** Given instruction **
Transcribe the records that follow, preserving every word.

** Supplied material **

^^^^^^^^^^^^^^^^

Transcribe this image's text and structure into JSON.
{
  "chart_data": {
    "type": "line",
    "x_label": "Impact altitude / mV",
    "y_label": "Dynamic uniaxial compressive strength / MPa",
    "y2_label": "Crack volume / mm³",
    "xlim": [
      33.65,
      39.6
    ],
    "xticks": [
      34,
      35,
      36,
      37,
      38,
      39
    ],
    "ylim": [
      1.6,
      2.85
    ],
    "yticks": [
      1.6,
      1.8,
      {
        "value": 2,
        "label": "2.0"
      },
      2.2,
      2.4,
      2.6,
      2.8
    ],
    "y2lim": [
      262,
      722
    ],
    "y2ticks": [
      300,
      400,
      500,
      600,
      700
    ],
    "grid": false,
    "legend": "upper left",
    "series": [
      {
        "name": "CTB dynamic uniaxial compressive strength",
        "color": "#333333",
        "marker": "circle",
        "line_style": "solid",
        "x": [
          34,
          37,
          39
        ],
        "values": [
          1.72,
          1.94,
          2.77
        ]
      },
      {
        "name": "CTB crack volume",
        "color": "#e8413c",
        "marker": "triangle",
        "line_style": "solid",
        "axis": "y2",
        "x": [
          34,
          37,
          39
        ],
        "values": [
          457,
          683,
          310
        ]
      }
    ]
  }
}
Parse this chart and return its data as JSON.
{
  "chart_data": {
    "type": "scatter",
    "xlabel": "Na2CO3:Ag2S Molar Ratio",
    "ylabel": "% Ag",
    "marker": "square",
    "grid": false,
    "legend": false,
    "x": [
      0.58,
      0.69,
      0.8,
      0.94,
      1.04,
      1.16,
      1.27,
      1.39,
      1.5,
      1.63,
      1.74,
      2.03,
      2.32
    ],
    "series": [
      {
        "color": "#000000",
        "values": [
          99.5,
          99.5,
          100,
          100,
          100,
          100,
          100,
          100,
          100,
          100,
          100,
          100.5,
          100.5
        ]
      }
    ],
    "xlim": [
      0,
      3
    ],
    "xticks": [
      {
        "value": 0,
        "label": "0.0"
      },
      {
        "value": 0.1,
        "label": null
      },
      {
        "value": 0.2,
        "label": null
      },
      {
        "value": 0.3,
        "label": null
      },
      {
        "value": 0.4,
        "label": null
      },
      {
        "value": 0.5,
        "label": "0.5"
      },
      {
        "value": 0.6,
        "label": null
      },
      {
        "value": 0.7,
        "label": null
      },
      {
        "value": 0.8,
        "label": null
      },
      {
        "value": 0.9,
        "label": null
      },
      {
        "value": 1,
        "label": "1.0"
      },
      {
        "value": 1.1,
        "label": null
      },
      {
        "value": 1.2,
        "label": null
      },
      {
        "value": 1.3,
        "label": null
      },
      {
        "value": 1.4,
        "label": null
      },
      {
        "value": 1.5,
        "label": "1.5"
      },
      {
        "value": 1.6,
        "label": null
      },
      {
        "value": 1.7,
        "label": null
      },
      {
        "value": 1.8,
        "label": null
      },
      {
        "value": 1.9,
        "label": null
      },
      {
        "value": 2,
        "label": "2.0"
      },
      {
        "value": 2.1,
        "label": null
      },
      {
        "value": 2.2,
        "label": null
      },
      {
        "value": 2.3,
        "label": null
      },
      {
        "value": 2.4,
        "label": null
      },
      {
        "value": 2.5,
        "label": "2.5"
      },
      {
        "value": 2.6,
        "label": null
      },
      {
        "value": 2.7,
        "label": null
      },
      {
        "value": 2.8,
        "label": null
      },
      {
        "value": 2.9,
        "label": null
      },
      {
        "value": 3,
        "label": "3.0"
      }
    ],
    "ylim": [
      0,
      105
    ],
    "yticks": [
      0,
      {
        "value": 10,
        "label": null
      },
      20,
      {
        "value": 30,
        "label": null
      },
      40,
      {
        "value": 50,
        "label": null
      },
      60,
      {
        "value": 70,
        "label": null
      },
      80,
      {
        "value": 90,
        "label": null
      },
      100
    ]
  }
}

^^^^^^^^^^^^^^^^

** Final answer **
Transcribe this image's text and structure into JSON.
{
  "chart_data": {
    "type": "line",
    "x_label": "Impact altitude / mV",
    "y_label": "Dynamic uniaxial compressive strength / MPa",
    "y2_label": "Crack volume / mm³",
    "xlim": [
      33.65,
      39.6
    ],
    "xticks": [
      34,
      35,
      36,
      37,
      38,
      39
    ],
    "ylim": [
      1.6,
      2.85
    ],
    "yticks": [
      1.6,
      1.8,
      {
        "value": 2,
        "label": "2.0"
      },
      2.2,
      2.4,
      2.6,
      2.8
    ],
    "y2lim": [
      262,
      722
    ],
    "y2ticks": [
      300,
      400,
      500,
      600,
      700
    ],
    "grid": false,
    "legend": "upper left",
    "series": [
      {
        "name": "CTB dynamic uniaxial compressive strength",
        "color": "#333333",
        "marker": "circle",
        "line_style": "solid",
        "x": [
          34,
          37,
          39
        ],
        "values": [
          1.72,
          1.94,
          2.77
        ]
      },
      {
        "name": "CTB crack volume",
        "color": "#e8413c",
        "marker": "triangle",
        "line_style": "solid",
        "axis": "y2",
        "x": [
          34,
          37,
          39
        ],
        "values": [
          457,
          683,
          310
        ]
      }
    ]
  }
}
Parse this chart and return its data as JSON.
{
  "chart_data": {
    "type": "scatter",
    "xlabel": "Na2CO3:Ag2S Molar Ratio",
    "ylabel": "% Ag",
    "marker": "square",
    "grid": false,
    "legend": false,
    "x": [
      0.58,
      0.69,
      0.8,
      0.94,
      1.04,
      1.16,
      1.27,
      1.39,
      1.5,
      1.63,
      1.74,
      2.03,
      2.32
    ],
    "series": [
      {
        "color": "#000000",
        "values": [
          99.5,
          99.5,
          100,
          100,
          100,
          100,
          100,
          100,
          100,
          100,
          100,
          100.5,
          100.5
        ]
      }
    ],
    "xlim": [
      0,
      3
    ],
    "xticks": [
      {
        "value": 0,
        "label": "0.0"
      },
      {
        "value": 0.1,
        "label": null
      },
      {
        "value": 0.2,
        "label": null
      },
      {
        "value": 0.3,
        "label": null
      },
      {
        "value": 0.4,
        "label": null
      },
      {
        "value": 0.5,
        "label": "0.5"
      },
      {
        "value": 0.6,
        "label": null
      },
      {
        "value": 0.7,
        "label": null
      },
      {
        "value": 0.8,
        "label": null
      },
      {
        "value": 0.9,
        "label": null
      },
      {
        "value": 1,
        "label": "1.0"
      },
      {
        "value": 1.1,
        "label": null
      },
      {
        "value": 1.2,
        "label": null
      },
      {
        "value": 1.3,
        "label": null
      },
      {
        "value": 1.4,
        "label": null
      },
      {
        "value": 1.5,
        "label": "1.5"
      },
      {
        "value": 1.6,
        "label": null
      },
      {
        "value": 1.7,
        "label": null
      },
      {
        "value": 1.8,
        "label": null
      },
      {
        "value": 1.9,
        "label": null
      },
      {
        "value": 2,
        "label": "2.0"
      },
      {
        "value": 2.1,
        "label": null
      },
      {
        "value": 2.2,
        "label": null
      },
      {
        "value": 2.3,
        "label": null
      },
      {
        "value": 2.4,
        "label": null
      },
      {
        "value": 2.5,
        "label": "2.5"
      },
      {
        "value": 2.6,
        "label": null
      },
      {
        "value": 2.7,
        "label": null
      },
      {
        "value": 2.8,
        "label": null
      },
      {
        "value": 2.9,
        "label": null
      },
      {
        "value": 3,
        "label": "3.0"
      }
    ],
    "ylim": [
      0,
      105
    ],
    "yticks": [
      0,
      {
        "value": 10,
        "label": null
      },
      20,
      {
        "value": 30,
        "label": null
      },
      40,
      {
        "value": 50,
        "label": null
      },
      60,
      {
        "value": 70,
        "label": null
      },
      80,
      {
        "value": 90,
        "label": null
      },
      100
    ]
  }
}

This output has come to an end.